── Supplied data ──
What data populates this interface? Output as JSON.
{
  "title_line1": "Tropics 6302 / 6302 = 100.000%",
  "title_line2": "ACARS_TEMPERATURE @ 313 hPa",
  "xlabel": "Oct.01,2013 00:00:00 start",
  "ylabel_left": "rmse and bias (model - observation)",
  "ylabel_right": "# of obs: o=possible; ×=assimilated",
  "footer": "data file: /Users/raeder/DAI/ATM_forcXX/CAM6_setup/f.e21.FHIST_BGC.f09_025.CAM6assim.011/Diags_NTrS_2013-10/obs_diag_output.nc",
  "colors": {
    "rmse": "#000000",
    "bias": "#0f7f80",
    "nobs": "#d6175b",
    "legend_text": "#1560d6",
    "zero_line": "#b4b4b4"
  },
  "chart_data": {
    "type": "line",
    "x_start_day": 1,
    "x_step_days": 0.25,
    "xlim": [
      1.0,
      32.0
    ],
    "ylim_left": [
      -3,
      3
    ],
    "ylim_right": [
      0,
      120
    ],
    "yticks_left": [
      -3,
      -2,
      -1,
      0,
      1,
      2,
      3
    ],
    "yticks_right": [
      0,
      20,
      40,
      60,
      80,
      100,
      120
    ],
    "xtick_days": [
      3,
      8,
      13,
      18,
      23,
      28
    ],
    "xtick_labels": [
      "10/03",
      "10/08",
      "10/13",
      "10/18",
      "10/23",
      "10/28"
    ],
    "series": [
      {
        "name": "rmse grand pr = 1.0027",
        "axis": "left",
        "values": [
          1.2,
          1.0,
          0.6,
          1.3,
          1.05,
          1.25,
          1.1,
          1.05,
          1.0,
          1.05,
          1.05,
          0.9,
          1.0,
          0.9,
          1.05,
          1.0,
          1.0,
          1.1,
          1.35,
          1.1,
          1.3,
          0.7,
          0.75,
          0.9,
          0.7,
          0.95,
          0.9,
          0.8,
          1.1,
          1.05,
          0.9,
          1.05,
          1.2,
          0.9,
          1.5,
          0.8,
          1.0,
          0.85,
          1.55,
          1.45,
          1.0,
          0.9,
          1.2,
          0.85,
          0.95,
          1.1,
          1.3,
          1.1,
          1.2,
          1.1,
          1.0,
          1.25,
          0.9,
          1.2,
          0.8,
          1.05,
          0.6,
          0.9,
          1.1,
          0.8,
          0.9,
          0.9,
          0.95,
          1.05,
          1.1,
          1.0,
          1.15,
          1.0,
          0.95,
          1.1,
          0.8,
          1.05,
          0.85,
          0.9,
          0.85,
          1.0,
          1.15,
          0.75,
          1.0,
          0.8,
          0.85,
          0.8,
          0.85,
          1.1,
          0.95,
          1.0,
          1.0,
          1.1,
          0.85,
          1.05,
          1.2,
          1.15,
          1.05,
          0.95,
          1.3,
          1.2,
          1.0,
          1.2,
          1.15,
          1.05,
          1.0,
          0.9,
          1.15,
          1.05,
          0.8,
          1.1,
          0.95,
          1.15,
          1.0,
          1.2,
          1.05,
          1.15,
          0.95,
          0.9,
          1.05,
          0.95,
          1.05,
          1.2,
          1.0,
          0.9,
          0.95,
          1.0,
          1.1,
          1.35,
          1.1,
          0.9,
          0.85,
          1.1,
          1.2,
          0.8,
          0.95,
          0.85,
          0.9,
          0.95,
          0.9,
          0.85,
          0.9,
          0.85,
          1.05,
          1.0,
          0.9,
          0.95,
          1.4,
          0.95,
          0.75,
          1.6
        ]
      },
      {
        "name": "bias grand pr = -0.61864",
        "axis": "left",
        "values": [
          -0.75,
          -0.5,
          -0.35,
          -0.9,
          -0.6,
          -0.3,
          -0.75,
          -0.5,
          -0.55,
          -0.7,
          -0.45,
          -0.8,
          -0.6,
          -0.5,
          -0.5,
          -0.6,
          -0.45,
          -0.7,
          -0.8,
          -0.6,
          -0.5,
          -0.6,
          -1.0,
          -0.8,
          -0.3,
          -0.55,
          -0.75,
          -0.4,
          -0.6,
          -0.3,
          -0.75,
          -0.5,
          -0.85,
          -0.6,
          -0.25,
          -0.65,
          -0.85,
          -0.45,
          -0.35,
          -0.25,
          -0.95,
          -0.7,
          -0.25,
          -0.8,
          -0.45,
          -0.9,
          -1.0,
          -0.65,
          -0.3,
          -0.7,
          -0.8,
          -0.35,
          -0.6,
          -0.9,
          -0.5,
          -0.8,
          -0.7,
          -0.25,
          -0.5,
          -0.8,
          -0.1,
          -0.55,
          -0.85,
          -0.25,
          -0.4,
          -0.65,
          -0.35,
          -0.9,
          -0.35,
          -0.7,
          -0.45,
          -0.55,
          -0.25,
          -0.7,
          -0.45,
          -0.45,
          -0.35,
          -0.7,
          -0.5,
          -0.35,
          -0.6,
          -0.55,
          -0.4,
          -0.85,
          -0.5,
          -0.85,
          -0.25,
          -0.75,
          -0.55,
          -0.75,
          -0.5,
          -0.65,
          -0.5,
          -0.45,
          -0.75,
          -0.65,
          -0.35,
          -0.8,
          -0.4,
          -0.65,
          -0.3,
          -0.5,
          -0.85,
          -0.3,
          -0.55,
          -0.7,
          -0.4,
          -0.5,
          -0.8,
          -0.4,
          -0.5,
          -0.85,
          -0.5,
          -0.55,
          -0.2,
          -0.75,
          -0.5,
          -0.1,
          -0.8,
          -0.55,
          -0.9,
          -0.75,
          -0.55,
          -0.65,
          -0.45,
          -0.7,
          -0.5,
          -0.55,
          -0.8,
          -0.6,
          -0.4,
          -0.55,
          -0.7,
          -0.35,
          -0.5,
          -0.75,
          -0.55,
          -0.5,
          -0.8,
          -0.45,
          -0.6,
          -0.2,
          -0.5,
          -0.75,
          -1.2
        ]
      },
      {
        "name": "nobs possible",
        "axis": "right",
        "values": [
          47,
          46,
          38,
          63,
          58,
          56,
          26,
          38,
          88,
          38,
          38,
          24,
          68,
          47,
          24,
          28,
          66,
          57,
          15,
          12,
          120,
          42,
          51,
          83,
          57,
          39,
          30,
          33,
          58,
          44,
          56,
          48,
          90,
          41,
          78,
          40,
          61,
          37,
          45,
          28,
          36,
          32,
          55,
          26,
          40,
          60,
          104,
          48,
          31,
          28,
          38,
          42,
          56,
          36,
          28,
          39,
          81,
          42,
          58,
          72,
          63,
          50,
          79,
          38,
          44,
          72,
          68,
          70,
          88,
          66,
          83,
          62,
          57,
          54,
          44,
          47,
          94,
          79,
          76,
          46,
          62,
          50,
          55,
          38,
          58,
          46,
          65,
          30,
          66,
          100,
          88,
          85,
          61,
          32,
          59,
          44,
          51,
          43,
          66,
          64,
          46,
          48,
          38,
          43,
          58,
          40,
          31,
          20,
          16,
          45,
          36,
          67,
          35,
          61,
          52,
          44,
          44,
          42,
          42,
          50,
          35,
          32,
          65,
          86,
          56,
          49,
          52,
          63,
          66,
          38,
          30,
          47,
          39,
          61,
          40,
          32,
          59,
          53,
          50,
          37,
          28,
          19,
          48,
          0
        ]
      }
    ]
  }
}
───
> [Challenge] The records above should be duplicated in full, exactly as given.

> [Task result]
What data populates this interface? Output as JSON.
{
  "title_line1": "Tropics 6302 / 6302 = 100.000%",
  "title_line2": "ACARS_TEMPERATURE @ 313 hPa",
  "xlabel": "Oct.01,2013 00:00:00 start",
  "ylabel_left": "rmse and bias (model - observation)",
  "ylabel_right": "# of obs: o=possible; ×=assimilated",
  "footer": "data file: /Users/raeder/DAI/ATM_forcXX/CAM6_setup/f.e21.FHIST_BGC.f09_025.CAM6assim.011/Diags_NTrS_2013-10/obs_diag_output.nc",
  "colors": {
    "rmse": "#000000",
    "bias": "#0f7f80",
    "nobs": "#d6175b",
    "legend_text": "#1560d6",
    "zero_line": "#b4b4b4"
  },
  "chart_data": {
    "type": "line",
    "x_start_day": 1,
    "x_step_days": 0.25,
    "xlim": [
      1.0,
      32.0
    ],
    "ylim_left": [
      -3,
      3
    ],
    "ylim_right": [
      0,
      120
    ],
    "yticks_left": [
      -3,
      -2,
      -1,
      0,
      1,
      2,
      3
    ],
    "yticks_right": [
      0,
      20,
      40,
      60,
      80,
      100,
      120
    ],
    "xtick_days": [
      3,
      8,
      13,
      18,
      23,
      28
    ],
    "xtick_labels": [
      "10/03",
      "10/08",
      "10/13",
      "10/18",
      "10/23",
      "10/28"
    ],
    "series": [
      {
        "name": "rmse grand pr = 1.0027",
        "axis": "left",
        "values": [
          1.2,
          1.0,
          0.6,
          1.3,
          1.05,
          1.25,
          1.1,
          1.05,
          1.0,
          1.05,
          1.05,
          0.9,
          1.0,
          0.9,
          1.05,
          1.0,
          1.0,
          1.1,
          1.35,
          1.1,
          1.3,
          0.7,
          0.75,
          0.9,
          0.7,
          0.95,
          0.9,
          0.8,
          1.1,
          1.05,
          0.9,
          1.05,
          1.2,
          0.9,
          1.5,
          0.8,
          1.0,
          0.85,
          1.55,
          1.45,
          1.0,
          0.9,
          1.2,
          0.85,
          0.95,
          1.1,
          1.3,
          1.1,
          1.2,
          1.1,
          1.0,
          1.25,
          0.9,
          1.2,
          0.8,
          1.05,
          0.6,
          0.9,
          1.1,
          0.8,
          0.9,
          0.9,
          0.95,
          1.05,
          1.1,
          1.0,
          1.15,
          1.0,
          0.95,
          1.1,
          0.8,
          1.05,
          0.85,
          0.9,
          0.85,
          1.0,
          1.15,
          0.75,
          1.0,
          0.8,
          0.85,
          0.8,
          0.85,
          1.1,
          0.95,
          1.0,
          1.0,
          1.1,
          0.85,
          1.05,
          1.2,
          1.15,
          1.05,
          0.95,
          1.3,
          1.2,
          1.0,
          1.2,
          1.15,
          1.05,
          1.0,
          0.9,
          1.15,
          1.05,
          0.8,
          1.1,
          0.95,
          1.15,
          1.0,
          1.2,
          1.05,
          1.15,
          0.95,
          0.9,
          1.05,
          0.95,
          1.05,
          1.2,
          1.0,
          0.9,
          0.95,
          1.0,
          1.1,
          1.35,
          1.1,
          0.9,
          0.85,
          1.1,
          1.2,
          0.8,
          0.95,
          0.85,
          0.9,
          0.95,
          0.9,
          0.85,
          0.9,
          0.85,
          1.05,
          1.0,
          0.9,
          0.95,
          1.4,
          0.95,
          0.75,
          1.6
        ]
      },
      {
        "name": "bias grand pr = -0.61864",
        "axis": "left",
        "values": [
          -0.75,
          -0.5,
          -0.35,
          -0.9,
          -0.6,
          -0.3,
          -0.75,
          -0.5,
          -0.55,
          -0.7,
          -0.45,
          -0.8,
          -0.6,
          -0.5,
          -0.5,
          -0.6,
          -0.45,
          -0.7,
          -0.8,
          -0.6,
          -0.5,
          -0.6,
          -1.0,
          -0.8,
          -0.3,
          -0.55,
          -0.75,
          -0.4,
          -0.6,
          -0.3,
          -0.75,
          -0.5,
          -0.85,
          -0.6,
          -0.25,
          -0.65,
          -0.85,
          -0.45,
          -0.35,
          -0.25,
          -0.95,
          -0.7,
          -0.25,
          -0.8,
          -0.45,
          -0.9,
          -1.0,
          -0.65,
          -0.3,
          -0.7,
          -0.8,
          -0.35,
          -0.6,
          -0.9,
          -0.5,
          -0.8,
          -0.7,
          -0.25,
          -0.5,
          -0.8,
          -0.1,
          -0.55,
          -0.85,
          -0.25,
          -0.4,
          -0.65,
          -0.35,
          -0.9,
          -0.35,
          -0.7,
          -0.45,
          -0.55,
          -0.25,
          -0.7,
          -0.45,
          -0.45,
          -0.35,
          -0.7,
          -0.5,
          -0.35,
          -0.6,
          -0.55,
          -0.4,
          -0.85,
          -0.5,
          -0.85,
          -0.25,
          -0.75,
          -0.55,
          -0.75,
          -0.5,
          -0.65,
          -0.5,
          -0.45,
          -0.75,
          -0.65,
          -0.35,
          -0.8,
          -0.4,
          -0.65,
          -0.3,
          -0.5,
          -0.85,
          -0.3,
          -0.55,
          -0.7,
          -0.4,
          -0.5,
          -0.8,
          -0.4,
          -0.5,
          -0.85,
          -0.5,
          -0.55,
          -0.2,
          -0.75,
          -0.5,
          -0.1,
          -0.8,
          -0.55,
          -0.9,
          -0.75,
          -0.55,
          -0.65,
          -0.45,
          -0.7,
          -0.5,
          -0.55,
          -0.8,
          -0.6,
          -0.4,
          -0.55,
          -0.7,
          -0.35,
          -0.5,
          -0.75,
          -0.55,
          -0.5,
          -0.8,
          -0.45,
          -0.6,
          -0.2,
          -0.5,
          -0.75,
          -1.2
        ]
      },
      {
        "name": "nobs possible",
        "axis": "right",
        "values": [
          47,
          46,
          38,
          63,
          58,
          56,
          26,
          38,
          88,
          38,
          38,
          24,
          68,
          47,
          24,
          28,
          66,
          57,
          15,
          12,
          120,
          42,
          51,
          83,
          57,
          39,
          30,
          33,
          58,
          44,
          56,
          48,
          90,
          41,
          78,
          40,
          61,
          37,
          45,
          28,
          36,
          32,
          55,
          26,
          40,
          60,
          104,
          48,
          31,
          28,
          38,
          42,
          56,
          36,
          28,
          39,
          81,
          42,
          58,
          72,
          63,
          50,
          79,
          38,
          44,
          72,
          68,
          70,
          88,
          66,
          83,
          62,
          57,
          54,
          44,
          47,
          94,
          79,
          76,
          46,
          62,
          50,
          55,
          38,
          58,
          46,
          65,
          30,
          66,
          100,
          88,
          85,
          61,
          32,
          59,
          44,
          51,
          43,
          66,
          64,
          46,
          48,
          38,
          43,
          58,
          40,
          31,
          20,
          16,
          45,
          36,
          67,
          35,
          61,
          52,
          44,
          44,
          42,
          42,
          50,
          35,
          32,
          65,
          86,
          56,
          49,
          52,
          63,
          66,
          38,
          30,
          47,
          39,
          61,
          40,
          32,
          59,
          53,
          50,
          37,
          28,
          19,
          48,
          0
        ]
      }
    ]
  }
}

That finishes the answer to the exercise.